(OBJECTIVE): Return the lines from the first one through the line containing "bar-2023 bbox=[69, 304, 197, 327]", both included, copied without any change.

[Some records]

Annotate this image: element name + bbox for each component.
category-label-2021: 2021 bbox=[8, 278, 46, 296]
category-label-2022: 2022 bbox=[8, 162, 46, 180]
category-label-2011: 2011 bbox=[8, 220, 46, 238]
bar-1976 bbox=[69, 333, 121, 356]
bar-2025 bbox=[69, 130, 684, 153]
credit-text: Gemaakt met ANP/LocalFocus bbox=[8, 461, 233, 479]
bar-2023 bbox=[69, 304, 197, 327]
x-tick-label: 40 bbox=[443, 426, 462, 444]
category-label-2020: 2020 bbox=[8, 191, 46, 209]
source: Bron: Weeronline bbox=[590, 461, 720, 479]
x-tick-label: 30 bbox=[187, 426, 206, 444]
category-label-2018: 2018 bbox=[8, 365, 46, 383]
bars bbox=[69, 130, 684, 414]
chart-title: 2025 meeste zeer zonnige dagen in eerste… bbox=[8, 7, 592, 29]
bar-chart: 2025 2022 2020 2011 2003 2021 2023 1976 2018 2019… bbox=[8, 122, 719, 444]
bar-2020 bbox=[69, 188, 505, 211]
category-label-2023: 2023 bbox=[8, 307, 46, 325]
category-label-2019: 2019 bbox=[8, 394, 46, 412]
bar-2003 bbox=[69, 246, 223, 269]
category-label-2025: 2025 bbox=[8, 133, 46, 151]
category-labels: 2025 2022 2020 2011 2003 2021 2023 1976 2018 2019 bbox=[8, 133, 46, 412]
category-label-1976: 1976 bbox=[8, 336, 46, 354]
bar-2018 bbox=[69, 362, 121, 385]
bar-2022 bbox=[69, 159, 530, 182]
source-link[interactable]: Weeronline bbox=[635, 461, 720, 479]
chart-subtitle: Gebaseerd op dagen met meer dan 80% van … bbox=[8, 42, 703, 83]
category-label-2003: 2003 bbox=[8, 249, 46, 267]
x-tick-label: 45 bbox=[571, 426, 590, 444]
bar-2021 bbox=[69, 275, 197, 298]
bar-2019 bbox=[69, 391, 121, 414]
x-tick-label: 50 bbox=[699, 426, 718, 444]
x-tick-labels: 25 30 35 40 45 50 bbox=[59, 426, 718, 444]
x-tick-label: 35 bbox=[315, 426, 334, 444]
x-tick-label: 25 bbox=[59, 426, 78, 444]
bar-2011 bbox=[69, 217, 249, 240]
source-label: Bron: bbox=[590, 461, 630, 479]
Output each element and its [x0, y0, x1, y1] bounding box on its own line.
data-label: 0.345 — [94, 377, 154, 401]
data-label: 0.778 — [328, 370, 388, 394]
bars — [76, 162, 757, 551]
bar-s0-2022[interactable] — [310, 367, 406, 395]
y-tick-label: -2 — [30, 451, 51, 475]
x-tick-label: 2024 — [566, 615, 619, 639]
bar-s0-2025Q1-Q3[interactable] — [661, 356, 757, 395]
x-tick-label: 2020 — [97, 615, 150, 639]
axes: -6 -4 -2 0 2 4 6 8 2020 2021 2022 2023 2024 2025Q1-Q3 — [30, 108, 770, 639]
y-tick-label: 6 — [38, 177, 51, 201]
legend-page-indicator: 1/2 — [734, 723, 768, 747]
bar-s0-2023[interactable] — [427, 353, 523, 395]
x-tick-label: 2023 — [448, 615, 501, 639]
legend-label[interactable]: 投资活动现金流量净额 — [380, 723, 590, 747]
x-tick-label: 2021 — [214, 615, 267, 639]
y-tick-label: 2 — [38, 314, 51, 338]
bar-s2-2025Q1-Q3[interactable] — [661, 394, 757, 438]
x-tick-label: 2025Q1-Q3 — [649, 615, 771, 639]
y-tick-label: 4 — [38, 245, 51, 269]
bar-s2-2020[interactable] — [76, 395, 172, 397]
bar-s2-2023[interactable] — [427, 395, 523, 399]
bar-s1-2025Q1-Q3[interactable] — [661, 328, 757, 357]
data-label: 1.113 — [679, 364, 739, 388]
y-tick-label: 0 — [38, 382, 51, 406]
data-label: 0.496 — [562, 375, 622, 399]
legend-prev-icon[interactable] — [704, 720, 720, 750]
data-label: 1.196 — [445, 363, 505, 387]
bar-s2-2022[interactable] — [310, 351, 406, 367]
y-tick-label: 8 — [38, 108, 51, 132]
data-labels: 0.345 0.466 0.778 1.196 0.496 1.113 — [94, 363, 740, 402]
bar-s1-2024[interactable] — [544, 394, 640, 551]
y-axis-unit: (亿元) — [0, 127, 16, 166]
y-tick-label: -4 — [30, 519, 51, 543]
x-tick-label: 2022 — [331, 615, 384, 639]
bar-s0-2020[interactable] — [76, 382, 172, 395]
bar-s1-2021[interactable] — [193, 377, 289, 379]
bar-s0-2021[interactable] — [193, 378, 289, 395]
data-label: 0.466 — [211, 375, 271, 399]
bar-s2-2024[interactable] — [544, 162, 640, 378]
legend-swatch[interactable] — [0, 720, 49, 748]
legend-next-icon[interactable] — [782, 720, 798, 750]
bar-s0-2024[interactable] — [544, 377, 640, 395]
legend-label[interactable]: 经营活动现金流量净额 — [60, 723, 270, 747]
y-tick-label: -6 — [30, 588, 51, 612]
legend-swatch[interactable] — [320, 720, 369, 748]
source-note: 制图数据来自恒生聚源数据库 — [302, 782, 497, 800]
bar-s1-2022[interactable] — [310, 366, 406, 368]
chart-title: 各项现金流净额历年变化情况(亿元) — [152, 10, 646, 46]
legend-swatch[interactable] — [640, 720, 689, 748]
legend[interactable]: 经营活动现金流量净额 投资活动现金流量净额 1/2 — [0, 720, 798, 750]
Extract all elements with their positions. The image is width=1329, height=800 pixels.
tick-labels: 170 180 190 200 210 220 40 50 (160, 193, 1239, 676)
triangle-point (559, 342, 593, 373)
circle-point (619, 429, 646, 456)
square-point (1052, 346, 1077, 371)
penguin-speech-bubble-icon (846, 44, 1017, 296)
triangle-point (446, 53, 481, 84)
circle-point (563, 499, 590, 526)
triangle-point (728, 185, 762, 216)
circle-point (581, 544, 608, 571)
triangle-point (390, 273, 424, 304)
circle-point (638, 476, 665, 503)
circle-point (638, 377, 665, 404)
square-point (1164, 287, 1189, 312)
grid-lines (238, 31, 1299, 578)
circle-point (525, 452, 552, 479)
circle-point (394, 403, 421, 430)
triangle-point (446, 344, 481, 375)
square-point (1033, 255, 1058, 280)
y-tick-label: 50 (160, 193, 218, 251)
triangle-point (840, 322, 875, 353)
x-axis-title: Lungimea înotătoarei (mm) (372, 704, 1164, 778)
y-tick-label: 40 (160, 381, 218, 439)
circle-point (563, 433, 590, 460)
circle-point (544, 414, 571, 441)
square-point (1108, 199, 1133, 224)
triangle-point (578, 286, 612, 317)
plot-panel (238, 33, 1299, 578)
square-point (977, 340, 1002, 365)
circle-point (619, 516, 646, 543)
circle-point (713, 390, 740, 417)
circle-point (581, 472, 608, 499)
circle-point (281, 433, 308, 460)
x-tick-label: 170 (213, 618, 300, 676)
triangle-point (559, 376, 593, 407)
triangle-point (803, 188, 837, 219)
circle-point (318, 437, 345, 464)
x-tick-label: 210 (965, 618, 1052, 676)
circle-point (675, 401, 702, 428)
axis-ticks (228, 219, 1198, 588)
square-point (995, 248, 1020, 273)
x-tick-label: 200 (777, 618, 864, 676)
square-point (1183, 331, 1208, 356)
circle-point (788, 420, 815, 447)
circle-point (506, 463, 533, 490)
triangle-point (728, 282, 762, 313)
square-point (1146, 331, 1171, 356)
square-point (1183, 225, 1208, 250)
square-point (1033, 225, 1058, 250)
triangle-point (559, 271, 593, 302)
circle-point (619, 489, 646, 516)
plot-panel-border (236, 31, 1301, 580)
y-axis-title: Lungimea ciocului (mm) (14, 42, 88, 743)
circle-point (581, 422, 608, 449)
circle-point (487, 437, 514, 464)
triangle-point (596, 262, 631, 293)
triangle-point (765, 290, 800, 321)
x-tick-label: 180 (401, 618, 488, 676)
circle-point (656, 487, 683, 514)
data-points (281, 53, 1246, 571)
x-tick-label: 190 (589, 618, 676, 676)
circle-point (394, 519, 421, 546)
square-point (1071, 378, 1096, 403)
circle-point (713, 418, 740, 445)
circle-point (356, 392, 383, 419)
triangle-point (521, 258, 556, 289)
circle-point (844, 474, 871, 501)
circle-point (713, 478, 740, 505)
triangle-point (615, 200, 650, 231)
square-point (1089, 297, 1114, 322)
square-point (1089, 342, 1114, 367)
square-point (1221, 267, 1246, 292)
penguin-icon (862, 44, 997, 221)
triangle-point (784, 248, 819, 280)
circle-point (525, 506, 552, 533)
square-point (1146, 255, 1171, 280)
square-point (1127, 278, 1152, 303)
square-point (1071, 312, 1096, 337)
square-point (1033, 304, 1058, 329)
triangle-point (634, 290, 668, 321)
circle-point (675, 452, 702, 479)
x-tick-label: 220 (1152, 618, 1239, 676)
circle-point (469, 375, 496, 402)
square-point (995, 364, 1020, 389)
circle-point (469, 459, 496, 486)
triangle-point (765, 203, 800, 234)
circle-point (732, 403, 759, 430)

(RESPONSE):
Annotate this image: element name + bbox for each component.
category-label-2021: 2021 bbox=[8, 278, 46, 296]
category-label-2022: 2022 bbox=[8, 162, 46, 180]
category-label-2011: 2011 bbox=[8, 220, 46, 238]
bar-1976 bbox=[69, 333, 121, 356]
bar-2025 bbox=[69, 130, 684, 153]
credit-text: Gemaakt met ANP/LocalFocus bbox=[8, 461, 233, 479]
bar-2023 bbox=[69, 304, 197, 327]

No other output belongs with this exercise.